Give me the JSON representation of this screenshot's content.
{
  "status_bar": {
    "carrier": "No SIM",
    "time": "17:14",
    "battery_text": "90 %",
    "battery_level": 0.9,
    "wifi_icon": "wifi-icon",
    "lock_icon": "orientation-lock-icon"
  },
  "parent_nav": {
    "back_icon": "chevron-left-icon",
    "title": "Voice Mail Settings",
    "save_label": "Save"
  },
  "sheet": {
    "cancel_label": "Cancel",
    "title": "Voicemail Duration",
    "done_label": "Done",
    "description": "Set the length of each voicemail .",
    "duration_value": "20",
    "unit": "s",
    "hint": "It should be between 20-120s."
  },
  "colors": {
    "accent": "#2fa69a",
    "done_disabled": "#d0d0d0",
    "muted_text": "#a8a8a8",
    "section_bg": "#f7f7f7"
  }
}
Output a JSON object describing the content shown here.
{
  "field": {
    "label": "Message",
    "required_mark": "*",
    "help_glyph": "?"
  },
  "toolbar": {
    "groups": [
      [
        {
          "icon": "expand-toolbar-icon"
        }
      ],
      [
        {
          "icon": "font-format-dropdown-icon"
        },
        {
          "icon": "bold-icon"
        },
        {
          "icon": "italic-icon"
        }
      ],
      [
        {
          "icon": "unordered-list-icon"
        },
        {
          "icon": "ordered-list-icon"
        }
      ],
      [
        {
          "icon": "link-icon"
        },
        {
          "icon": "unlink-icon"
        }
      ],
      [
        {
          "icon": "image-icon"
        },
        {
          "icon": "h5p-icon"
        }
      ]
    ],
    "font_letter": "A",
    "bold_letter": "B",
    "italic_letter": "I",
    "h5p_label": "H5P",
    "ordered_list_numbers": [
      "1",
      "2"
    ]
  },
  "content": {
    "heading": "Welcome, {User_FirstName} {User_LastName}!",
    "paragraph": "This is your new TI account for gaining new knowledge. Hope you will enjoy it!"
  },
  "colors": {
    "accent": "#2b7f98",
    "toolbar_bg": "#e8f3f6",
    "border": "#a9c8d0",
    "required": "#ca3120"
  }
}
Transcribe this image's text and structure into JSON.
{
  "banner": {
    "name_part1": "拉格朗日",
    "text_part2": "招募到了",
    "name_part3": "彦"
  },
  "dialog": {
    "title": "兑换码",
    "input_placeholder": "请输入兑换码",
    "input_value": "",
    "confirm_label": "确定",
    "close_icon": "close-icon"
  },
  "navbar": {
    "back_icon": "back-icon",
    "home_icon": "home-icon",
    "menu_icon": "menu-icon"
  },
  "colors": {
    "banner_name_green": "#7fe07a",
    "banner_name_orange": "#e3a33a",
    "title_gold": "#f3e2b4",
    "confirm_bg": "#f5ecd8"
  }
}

+ + + +

> Written task:
Extract the complete listing above, reproducing each line exactly.

> Written answer:
Give me the JSON representation of this screenshot's content.
{
  "status_bar": {
    "carrier": "No SIM",
    "time": "17:14",
    "battery_text": "90 %",
    "battery_level": 0.9,
    "wifi_icon": "wifi-icon",
    "lock_icon": "orientation-lock-icon"
  },
  "parent_nav": {
    "back_icon": "chevron-left-icon",
    "title": "Voice Mail Settings",
    "save_label": "Save"
  },
  "sheet": {
    "cancel_label": "Cancel",
    "title": "Voicemail Duration",
    "done_label": "Done",
    "description": "Set the length of each voicemail .",
    "duration_value": "20",
    "unit": "s",
    "hint": "It should be between 20-120s."
  },
  "colors": {
    "accent": "#2fa69a",
    "done_disabled": "#d0d0d0",
    "muted_text": "#a8a8a8",
    "section_bg": "#f7f7f7"
  }
}
Output a JSON object describing the content shown here.
{
  "field": {
    "label": "Message",
    "required_mark": "*",
    "help_glyph": "?"
  },
  "toolbar": {
    "groups": [
      [
        {
          "icon": "expand-toolbar-icon"
        }
      ],
      [
        {
          "icon": "font-format-dropdown-icon"
        },
        {
          "icon": "bold-icon"
        },
        {
          "icon": "italic-icon"
        }
      ],
      [
        {
          "icon": "unordered-list-icon"
        },
        {
          "icon": "ordered-list-icon"
        }
      ],
      [
        {
          "icon": "link-icon"
        },
        {
          "icon": "unlink-icon"
        }
      ],
      [
        {
          "icon": "image-icon"
        },
        {
          "icon": "h5p-icon"
        }
      ]
    ],
    "font_letter": "A",
    "bold_letter": "B",
    "italic_letter": "I",
    "h5p_label": "H5P",
    "ordered_list_numbers": [
      "1",
      "2"
    ]
  },
  "content": {
    "heading": "Welcome, {User_FirstName} {User_LastName}!",
    "paragraph": "This is your new TI account for gaining new knowledge. Hope you will enjoy it!"
  },
  "colors": {
    "accent": "#2b7f98",
    "toolbar_bg": "#e8f3f6",
    "border": "#a9c8d0",
    "required": "#ca3120"
  }
}
Transcribe this image's text and structure into JSON.
{
  "banner": {
    "name_part1": "拉格朗日",
    "text_part2": "招募到了",
    "name_part3": "彦"
  },
  "dialog": {
    "title": "兑换码",
    "input_placeholder": "请输入兑换码",
    "input_value": "",
    "confirm_label": "确定",
    "close_icon": "close-icon"
  },
  "navbar": {
    "back_icon": "back-icon",
    "home_icon": "home-icon",
    "menu_icon": "menu-icon"
  },
  "colors": {
    "banner_name_green": "#7fe07a",
    "banner_name_orange": "#e3a33a",
    "title_gold": "#f3e2b4",
    "confirm_bg": "#f5ecd8"
  }
}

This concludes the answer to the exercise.